Task description. Retype the whole listing verbatim and keep the pictures out of it.
----- Given data -----
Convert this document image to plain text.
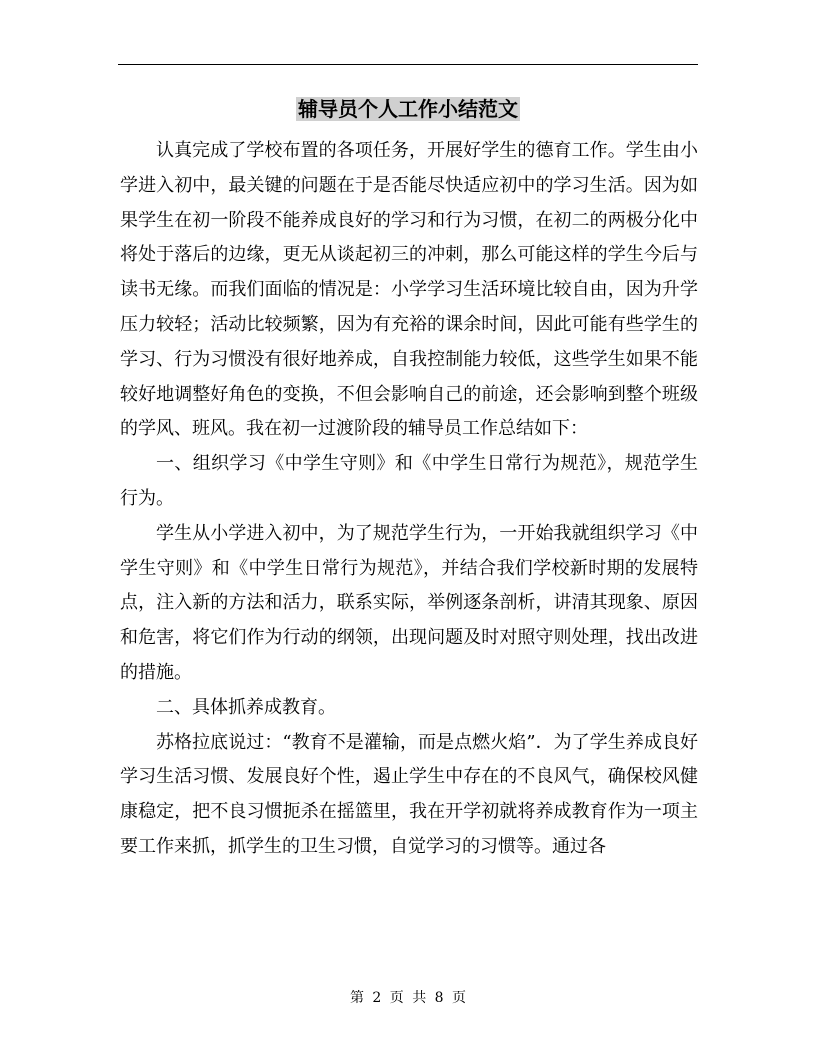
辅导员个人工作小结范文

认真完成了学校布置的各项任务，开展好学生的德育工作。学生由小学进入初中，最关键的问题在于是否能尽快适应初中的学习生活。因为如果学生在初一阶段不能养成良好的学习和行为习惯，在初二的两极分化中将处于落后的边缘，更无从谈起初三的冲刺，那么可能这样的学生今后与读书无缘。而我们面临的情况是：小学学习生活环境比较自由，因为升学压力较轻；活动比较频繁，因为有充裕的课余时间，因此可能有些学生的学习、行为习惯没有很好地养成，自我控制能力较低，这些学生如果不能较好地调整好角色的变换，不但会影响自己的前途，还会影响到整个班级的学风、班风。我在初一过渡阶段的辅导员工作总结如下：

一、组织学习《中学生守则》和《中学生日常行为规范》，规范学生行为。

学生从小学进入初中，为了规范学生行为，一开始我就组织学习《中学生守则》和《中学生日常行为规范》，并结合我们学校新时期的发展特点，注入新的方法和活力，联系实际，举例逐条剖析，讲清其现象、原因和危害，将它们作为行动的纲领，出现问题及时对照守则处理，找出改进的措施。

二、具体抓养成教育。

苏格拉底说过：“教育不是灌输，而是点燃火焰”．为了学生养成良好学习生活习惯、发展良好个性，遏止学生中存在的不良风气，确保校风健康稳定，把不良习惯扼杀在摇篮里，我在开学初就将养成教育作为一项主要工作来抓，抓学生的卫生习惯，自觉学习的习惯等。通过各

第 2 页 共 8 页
-----
Reply to the exercise.
Convert this document image to plain text.
辅导员个人工作小结范文

认真完成了学校布置的各项任务，开展好学生的德育工作。学生由小学进入初中，最关键的问题在于是否能尽快适应初中的学习生活。因为如果学生在初一阶段不能养成良好的学习和行为习惯，在初二的两极分化中将处于落后的边缘，更无从谈起初三的冲刺，那么可能这样的学生今后与读书无缘。而我们面临的情况是：小学学习生活环境比较自由，因为升学压力较轻；活动比较频繁，因为有充裕的课余时间，因此可能有些学生的学习、行为习惯没有很好地养成，自我控制能力较低，这些学生如果不能较好地调整好角色的变换，不但会影响自己的前途，还会影响到整个班级的学风、班风。我在初一过渡阶段的辅导员工作总结如下：

一、组织学习《中学生守则》和《中学生日常行为规范》，规范学生行为。

学生从小学进入初中，为了规范学生行为，一开始我就组织学习《中学生守则》和《中学生日常行为规范》，并结合我们学校新时期的发展特点，注入新的方法和活力，联系实际，举例逐条剖析，讲清其现象、原因和危害，将它们作为行动的纲领，出现问题及时对照守则处理，找出改进的措施。

二、具体抓养成教育。

苏格拉底说过：“教育不是灌输，而是点燃火焰”．为了学生养成良好学习生活习惯、发展良好个性，遏止学生中存在的不良风气，确保校风健康稳定，把不良习惯扼杀在摇篮里，我在开学初就将养成教育作为一项主要工作来抓，抓学生的卫生习惯，自觉学习的习惯等。通过各

第 2 页 共 8 页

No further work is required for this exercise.